Recorded data
§ §

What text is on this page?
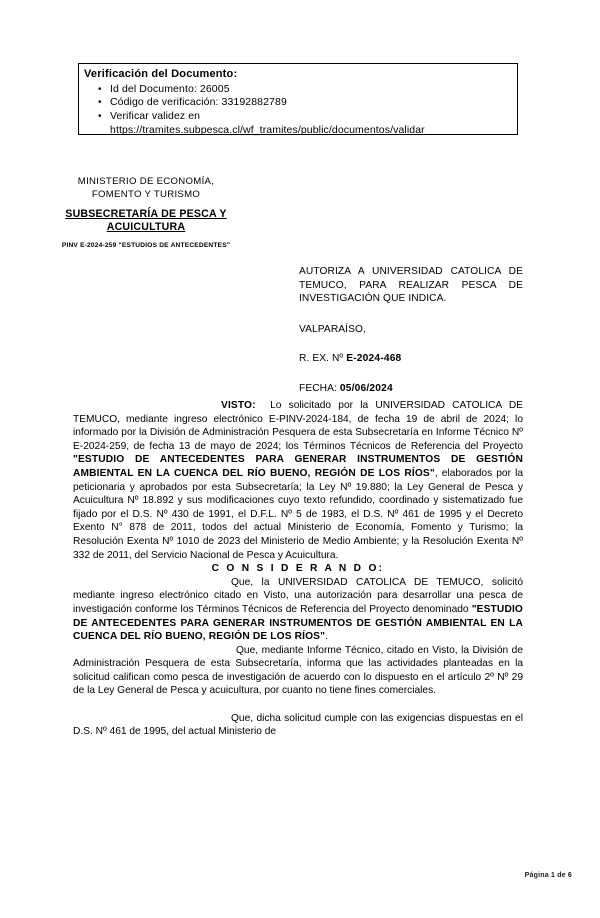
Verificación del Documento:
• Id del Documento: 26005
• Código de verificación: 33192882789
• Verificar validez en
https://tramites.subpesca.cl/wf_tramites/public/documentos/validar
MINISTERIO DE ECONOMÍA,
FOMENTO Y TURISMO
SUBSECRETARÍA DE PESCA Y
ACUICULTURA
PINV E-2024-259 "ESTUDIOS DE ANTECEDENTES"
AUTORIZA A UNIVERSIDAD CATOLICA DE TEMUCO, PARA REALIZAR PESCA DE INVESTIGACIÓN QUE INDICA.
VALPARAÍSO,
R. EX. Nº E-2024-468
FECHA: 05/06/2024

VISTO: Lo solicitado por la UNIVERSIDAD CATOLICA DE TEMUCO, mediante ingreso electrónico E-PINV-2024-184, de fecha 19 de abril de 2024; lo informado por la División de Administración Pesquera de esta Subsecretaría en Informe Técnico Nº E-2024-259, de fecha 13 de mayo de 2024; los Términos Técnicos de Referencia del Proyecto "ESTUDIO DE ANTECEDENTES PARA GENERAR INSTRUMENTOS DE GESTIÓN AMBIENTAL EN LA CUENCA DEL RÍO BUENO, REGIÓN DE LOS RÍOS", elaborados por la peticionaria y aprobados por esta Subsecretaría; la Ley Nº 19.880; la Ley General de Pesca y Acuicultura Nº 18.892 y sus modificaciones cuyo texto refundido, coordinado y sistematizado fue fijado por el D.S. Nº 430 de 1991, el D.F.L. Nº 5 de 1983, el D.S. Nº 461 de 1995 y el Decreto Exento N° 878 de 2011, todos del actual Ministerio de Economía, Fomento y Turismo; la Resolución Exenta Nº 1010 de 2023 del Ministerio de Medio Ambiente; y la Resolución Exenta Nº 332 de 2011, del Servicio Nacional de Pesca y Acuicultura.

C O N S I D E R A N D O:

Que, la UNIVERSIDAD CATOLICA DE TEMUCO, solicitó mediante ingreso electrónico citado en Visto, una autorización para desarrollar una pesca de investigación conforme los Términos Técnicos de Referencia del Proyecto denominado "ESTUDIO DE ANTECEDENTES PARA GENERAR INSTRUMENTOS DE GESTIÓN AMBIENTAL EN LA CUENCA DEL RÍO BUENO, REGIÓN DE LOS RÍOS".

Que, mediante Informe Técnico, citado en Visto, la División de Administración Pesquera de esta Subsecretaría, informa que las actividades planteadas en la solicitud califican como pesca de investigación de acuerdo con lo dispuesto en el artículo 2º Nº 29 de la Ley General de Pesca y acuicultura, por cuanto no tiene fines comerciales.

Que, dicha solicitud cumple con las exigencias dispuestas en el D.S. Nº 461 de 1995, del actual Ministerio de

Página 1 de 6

§ §

# Set task
Repeat the lines above exactly, and keep every picture out.

# Response for this exercise
What text is on this page?
Verificación del Documento:
• Id del Documento: 26005
• Código de verificación: 33192882789
• Verificar validez en
https://tramites.subpesca.cl/wf_tramites/public/documentos/validar
MINISTERIO DE ECONOMÍA,
FOMENTO Y TURISMO
SUBSECRETARÍA DE PESCA Y
ACUICULTURA
PINV E-2024-259 "ESTUDIOS DE ANTECEDENTES"
AUTORIZA A UNIVERSIDAD CATOLICA DE TEMUCO, PARA REALIZAR PESCA DE INVESTIGACIÓN QUE INDICA.
VALPARAÍSO,
R. EX. Nº E-2024-468
FECHA: 05/06/2024

VISTO: Lo solicitado por la UNIVERSIDAD CATOLICA DE TEMUCO, mediante ingreso electrónico E-PINV-2024-184, de fecha 19 de abril de 2024; lo informado por la División de Administración Pesquera de esta Subsecretaría en Informe Técnico Nº E-2024-259, de fecha 13 de mayo de 2024; los Términos Técnicos de Referencia del Proyecto "ESTUDIO DE ANTECEDENTES PARA GENERAR INSTRUMENTOS DE GESTIÓN AMBIENTAL EN LA CUENCA DEL RÍO BUENO, REGIÓN DE LOS RÍOS", elaborados por la peticionaria y aprobados por esta Subsecretaría; la Ley Nº 19.880; la Ley General de Pesca y Acuicultura Nº 18.892 y sus modificaciones cuyo texto refundido, coordinado y sistematizado fue fijado por el D.S. Nº 430 de 1991, el D.F.L. Nº 5 de 1983, el D.S. Nº 461 de 1995 y el Decreto Exento N° 878 de 2011, todos del actual Ministerio de Economía, Fomento y Turismo; la Resolución Exenta Nº 1010 de 2023 del Ministerio de Medio Ambiente; y la Resolución Exenta Nº 332 de 2011, del Servicio Nacional de Pesca y Acuicultura.

C O N S I D E R A N D O:

Que, la UNIVERSIDAD CATOLICA DE TEMUCO, solicitó mediante ingreso electrónico citado en Visto, una autorización para desarrollar una pesca de investigación conforme los Términos Técnicos de Referencia del Proyecto denominado "ESTUDIO DE ANTECEDENTES PARA GENERAR INSTRUMENTOS DE GESTIÓN AMBIENTAL EN LA CUENCA DEL RÍO BUENO, REGIÓN DE LOS RÍOS".

Que, mediante Informe Técnico, citado en Visto, la División de Administración Pesquera de esta Subsecretaría, informa que las actividades planteadas en la solicitud califican como pesca de investigación de acuerdo con lo dispuesto en el artículo 2º Nº 29 de la Ley General de Pesca y acuicultura, por cuanto no tiene fines comerciales.

Que, dicha solicitud cumple con las exigencias dispuestas en el D.S. Nº 461 de 1995, del actual Ministerio de

Página 1 de 6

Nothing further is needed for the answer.